## Material for this task

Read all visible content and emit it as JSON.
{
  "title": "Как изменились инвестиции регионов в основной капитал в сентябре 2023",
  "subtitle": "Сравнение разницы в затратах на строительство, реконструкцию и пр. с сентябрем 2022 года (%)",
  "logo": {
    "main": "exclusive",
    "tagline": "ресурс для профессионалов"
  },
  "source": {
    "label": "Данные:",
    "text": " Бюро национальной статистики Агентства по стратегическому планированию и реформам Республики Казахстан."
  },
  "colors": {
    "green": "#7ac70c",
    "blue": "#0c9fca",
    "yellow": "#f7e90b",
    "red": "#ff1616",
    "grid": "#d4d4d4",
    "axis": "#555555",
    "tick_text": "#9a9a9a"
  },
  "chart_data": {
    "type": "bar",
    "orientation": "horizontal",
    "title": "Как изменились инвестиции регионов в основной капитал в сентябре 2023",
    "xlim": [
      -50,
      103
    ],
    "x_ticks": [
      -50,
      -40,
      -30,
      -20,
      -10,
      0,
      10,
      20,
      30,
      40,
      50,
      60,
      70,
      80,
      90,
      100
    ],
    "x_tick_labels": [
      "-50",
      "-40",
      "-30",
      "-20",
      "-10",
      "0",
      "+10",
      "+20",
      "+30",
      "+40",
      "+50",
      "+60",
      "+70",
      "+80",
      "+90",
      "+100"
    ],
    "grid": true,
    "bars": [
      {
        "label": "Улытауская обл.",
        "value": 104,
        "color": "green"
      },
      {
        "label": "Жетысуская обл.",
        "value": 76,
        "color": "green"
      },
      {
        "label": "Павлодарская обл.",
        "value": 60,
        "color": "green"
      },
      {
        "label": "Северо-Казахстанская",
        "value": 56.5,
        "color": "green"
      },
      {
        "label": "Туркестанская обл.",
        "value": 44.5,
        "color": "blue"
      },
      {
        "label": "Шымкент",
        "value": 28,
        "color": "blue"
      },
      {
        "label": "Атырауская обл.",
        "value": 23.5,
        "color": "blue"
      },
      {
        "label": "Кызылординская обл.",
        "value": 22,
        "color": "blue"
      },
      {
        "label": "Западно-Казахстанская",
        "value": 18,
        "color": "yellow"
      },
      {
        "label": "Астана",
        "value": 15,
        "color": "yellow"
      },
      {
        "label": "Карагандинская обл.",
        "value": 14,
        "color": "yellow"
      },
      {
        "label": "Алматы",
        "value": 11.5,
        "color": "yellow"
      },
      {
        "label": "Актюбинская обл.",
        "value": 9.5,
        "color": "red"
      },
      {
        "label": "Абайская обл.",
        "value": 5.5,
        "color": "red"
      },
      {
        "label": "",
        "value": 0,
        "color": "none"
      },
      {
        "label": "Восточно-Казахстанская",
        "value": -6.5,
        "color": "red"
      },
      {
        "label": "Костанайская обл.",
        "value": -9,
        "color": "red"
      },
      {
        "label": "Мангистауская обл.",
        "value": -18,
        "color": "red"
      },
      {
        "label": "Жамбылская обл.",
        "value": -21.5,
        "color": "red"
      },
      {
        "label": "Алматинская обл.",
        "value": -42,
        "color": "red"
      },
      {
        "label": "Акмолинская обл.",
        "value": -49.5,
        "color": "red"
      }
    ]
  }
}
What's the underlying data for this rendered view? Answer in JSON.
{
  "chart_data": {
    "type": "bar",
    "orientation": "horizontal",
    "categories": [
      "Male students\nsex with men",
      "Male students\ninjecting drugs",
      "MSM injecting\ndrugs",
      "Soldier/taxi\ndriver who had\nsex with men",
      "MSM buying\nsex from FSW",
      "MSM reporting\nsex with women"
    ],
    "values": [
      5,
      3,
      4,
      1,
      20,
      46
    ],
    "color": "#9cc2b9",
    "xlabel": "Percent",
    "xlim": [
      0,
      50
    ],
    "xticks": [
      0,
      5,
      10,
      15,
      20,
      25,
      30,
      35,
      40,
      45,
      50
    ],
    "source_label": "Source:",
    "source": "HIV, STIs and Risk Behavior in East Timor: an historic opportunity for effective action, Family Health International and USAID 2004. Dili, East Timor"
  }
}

## What is being asked
Count the lines in the records above that contain the word "регионов", and give only that number.

## Solution for this task
2